■ THE EXERCISE
Copy each line below in which the word "JSON" occurs.

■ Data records

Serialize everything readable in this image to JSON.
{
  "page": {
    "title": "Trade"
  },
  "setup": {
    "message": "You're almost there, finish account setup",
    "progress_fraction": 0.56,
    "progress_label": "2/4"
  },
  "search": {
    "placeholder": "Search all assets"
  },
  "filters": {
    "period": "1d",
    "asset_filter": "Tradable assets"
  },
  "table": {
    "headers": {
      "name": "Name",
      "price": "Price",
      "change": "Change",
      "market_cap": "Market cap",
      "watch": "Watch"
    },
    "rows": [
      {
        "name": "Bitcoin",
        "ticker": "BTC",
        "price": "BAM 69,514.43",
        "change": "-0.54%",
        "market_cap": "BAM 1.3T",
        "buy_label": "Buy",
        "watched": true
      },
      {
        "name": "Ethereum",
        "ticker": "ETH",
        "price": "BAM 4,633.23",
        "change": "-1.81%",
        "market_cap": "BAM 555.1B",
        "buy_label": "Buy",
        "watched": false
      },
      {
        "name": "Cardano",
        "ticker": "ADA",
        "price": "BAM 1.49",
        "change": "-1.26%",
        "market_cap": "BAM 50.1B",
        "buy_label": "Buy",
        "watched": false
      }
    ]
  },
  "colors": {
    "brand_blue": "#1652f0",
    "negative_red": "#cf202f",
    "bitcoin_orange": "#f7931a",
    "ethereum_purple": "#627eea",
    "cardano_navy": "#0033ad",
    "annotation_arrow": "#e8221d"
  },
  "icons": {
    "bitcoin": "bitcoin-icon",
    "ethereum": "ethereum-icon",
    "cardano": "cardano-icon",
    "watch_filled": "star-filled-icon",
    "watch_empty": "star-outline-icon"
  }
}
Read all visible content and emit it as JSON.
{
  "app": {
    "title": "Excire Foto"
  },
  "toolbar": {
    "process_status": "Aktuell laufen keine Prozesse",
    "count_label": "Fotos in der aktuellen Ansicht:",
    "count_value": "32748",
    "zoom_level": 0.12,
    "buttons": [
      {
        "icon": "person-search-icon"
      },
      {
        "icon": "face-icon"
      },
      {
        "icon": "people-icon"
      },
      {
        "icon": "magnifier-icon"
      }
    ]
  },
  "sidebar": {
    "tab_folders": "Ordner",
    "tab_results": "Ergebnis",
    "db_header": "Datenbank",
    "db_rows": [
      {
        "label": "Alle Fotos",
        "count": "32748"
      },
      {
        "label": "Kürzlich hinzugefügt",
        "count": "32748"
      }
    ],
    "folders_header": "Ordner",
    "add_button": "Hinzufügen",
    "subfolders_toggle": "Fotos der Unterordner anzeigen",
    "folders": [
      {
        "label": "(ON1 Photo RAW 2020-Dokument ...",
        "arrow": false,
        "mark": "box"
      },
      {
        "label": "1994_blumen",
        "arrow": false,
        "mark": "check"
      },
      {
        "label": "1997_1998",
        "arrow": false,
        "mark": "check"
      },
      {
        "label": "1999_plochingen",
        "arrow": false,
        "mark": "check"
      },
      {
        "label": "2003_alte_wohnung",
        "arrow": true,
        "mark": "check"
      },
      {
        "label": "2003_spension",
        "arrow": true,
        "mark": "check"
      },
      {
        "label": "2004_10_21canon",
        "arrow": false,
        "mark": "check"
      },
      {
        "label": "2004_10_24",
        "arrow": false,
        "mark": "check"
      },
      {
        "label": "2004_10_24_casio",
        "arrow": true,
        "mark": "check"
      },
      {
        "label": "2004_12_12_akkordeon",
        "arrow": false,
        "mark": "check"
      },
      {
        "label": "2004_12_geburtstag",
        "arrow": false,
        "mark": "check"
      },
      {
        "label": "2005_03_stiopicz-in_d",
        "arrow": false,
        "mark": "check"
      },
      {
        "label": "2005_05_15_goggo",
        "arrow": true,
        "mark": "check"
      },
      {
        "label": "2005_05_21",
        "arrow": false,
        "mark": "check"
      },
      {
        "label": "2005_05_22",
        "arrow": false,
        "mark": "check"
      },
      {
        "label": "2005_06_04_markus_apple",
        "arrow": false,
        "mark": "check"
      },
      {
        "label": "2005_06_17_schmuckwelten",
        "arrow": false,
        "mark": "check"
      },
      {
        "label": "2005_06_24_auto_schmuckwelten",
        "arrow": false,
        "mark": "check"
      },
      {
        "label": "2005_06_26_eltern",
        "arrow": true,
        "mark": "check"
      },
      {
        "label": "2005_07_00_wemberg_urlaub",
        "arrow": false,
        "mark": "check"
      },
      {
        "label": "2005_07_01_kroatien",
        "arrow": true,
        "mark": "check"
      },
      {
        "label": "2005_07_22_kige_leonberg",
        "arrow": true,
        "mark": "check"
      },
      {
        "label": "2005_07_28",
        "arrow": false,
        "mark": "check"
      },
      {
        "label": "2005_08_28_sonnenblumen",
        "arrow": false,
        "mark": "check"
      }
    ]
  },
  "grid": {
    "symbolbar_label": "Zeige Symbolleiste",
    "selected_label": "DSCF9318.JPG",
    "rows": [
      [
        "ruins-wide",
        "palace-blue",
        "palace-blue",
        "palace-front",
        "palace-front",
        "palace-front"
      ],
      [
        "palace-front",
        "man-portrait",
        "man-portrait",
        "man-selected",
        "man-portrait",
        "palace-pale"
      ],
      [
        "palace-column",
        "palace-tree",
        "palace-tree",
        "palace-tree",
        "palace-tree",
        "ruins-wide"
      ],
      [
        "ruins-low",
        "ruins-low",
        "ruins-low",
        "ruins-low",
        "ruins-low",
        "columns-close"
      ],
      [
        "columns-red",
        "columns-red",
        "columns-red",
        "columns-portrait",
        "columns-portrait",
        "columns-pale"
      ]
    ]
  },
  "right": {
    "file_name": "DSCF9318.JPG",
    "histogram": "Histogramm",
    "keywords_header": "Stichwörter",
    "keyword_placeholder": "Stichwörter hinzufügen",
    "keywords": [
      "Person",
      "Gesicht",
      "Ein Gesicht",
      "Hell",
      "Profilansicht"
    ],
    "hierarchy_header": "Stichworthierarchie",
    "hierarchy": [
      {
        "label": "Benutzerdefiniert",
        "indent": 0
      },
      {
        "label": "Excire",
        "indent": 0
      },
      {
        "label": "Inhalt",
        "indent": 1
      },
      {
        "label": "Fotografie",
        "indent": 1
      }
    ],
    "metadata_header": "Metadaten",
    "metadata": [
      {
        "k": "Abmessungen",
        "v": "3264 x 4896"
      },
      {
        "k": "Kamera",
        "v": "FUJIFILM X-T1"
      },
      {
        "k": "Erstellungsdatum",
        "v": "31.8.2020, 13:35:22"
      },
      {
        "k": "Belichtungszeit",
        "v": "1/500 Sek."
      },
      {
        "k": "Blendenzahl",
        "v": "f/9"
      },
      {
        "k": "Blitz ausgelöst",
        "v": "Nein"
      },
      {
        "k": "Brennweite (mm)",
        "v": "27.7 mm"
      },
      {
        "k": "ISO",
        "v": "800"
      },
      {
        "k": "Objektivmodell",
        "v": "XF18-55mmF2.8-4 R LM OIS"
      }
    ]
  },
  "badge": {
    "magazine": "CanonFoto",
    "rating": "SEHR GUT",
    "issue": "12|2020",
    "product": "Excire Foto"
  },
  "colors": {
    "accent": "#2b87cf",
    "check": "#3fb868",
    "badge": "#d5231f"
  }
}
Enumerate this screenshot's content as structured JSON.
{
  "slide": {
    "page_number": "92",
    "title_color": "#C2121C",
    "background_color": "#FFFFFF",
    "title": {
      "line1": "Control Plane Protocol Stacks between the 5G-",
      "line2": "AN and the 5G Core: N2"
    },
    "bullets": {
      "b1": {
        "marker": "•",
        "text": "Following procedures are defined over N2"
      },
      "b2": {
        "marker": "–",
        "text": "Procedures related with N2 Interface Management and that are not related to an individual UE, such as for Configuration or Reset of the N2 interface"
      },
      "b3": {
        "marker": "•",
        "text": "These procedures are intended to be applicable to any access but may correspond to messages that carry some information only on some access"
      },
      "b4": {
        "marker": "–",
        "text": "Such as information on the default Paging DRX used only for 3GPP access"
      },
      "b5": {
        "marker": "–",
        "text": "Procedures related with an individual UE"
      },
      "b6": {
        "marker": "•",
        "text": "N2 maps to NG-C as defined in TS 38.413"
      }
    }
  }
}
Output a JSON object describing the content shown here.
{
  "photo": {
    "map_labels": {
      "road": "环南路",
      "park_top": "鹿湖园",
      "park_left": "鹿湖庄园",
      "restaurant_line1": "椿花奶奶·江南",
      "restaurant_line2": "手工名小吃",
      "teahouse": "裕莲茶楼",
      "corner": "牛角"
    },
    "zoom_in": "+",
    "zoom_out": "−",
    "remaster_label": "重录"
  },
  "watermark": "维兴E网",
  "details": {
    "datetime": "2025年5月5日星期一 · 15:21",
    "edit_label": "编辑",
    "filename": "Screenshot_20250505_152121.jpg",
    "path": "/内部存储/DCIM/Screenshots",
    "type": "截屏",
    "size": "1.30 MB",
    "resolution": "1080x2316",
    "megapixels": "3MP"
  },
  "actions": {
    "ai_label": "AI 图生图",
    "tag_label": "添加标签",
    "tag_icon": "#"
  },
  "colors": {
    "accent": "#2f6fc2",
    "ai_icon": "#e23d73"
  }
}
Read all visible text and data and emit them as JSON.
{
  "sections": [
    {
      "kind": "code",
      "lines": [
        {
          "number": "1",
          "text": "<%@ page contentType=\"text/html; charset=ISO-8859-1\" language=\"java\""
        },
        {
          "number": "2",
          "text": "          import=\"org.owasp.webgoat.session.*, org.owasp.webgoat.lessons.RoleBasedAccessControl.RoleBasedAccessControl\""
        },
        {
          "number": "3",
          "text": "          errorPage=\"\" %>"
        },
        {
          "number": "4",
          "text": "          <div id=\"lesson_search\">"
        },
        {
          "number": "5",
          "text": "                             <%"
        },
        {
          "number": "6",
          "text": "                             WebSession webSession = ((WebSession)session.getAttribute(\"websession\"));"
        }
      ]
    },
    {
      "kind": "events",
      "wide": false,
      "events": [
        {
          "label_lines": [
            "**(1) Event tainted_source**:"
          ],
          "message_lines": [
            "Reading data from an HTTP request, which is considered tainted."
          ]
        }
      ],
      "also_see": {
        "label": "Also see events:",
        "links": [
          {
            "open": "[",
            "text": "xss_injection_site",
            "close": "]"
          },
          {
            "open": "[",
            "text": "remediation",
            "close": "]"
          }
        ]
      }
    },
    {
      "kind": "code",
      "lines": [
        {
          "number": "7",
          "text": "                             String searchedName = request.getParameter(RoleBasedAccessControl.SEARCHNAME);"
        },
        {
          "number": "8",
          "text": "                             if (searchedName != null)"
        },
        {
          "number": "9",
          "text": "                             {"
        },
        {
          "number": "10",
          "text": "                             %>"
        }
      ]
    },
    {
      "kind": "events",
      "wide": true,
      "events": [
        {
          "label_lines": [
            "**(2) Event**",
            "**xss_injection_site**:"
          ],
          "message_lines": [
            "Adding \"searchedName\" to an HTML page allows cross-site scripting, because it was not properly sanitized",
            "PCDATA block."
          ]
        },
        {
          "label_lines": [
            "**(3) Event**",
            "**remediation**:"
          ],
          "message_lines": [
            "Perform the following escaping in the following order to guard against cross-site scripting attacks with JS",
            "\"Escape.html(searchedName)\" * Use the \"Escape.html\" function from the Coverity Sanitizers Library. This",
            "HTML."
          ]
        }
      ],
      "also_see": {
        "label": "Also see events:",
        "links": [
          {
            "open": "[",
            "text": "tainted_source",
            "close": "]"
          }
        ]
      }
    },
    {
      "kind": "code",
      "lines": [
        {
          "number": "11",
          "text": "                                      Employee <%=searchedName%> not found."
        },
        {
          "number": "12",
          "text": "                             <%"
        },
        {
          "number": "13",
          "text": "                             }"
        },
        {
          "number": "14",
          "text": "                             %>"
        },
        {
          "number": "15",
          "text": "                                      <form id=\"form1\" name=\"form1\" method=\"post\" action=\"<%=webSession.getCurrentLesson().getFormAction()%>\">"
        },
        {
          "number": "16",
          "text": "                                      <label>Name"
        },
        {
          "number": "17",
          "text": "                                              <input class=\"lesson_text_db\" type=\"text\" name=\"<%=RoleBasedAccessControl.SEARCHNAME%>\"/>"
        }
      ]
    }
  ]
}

■ CORRECT OUTPUT
Serialize everything readable in this image to JSON.
Read all visible content and emit it as JSON.
Enumerate this screenshot's content as structured JSON.
Output a JSON object describing the content shown here.
Read all visible text and data and emit them as JSON.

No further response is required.